• GIVEN REQUEST: Each record below should be repeated precisely as written.

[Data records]
(begin)
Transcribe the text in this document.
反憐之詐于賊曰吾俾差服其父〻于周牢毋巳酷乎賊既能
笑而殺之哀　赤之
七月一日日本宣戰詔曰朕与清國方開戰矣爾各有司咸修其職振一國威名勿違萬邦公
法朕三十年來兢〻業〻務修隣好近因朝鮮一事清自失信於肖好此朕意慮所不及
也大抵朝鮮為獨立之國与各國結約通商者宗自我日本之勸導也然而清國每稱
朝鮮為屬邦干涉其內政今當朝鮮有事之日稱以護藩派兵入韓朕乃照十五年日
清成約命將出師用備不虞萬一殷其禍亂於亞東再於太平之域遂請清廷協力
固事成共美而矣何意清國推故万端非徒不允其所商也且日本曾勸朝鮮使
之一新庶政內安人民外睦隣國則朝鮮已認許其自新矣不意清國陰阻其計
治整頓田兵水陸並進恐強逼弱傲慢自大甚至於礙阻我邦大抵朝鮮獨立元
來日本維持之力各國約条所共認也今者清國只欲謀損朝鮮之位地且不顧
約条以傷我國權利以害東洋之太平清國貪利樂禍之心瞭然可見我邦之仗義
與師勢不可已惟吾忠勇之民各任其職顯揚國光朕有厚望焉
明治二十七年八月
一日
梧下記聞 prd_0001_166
(end)
• ANSWER IN FULL:
Transcribe the text in this document.
反憐之詐于賊曰吾俾差服其父〻于周牢毋巳酷乎賊既能
笑而殺之哀　赤之
七月一日日本宣戰詔曰朕与清國方開戰矣爾各有司咸修其職振一國威名勿違萬邦公
法朕三十年來兢〻業〻務修隣好近因朝鮮一事清自失信於肖好此朕意慮所不及
也大抵朝鮮為獨立之國与各國結約通商者宗自我日本之勸導也然而清國每稱
朝鮮為屬邦干涉其內政今當朝鮮有事之日稱以護藩派兵入韓朕乃照十五年日
清成約命將出師用備不虞萬一殷其禍亂於亞東再於太平之域遂請清廷協力
固事成共美而矣何意清國推故万端非徒不允其所商也且日本曾勸朝鮮使
之一新庶政內安人民外睦隣國則朝鮮已認許其自新矣不意清國陰阻其計
治整頓田兵水陸並進恐強逼弱傲慢自大甚至於礙阻我邦大抵朝鮮獨立元
來日本維持之力各國約条所共認也今者清國只欲謀損朝鮮之位地且不顧
約条以傷我國權利以害東洋之太平清國貪利樂禍之心瞭然可見我邦之仗義
與師勢不可已惟吾忠勇之民各任其職顯揚國光朕有厚望焉
明治二十七年八月
一日
梧下記聞 prd_0001_166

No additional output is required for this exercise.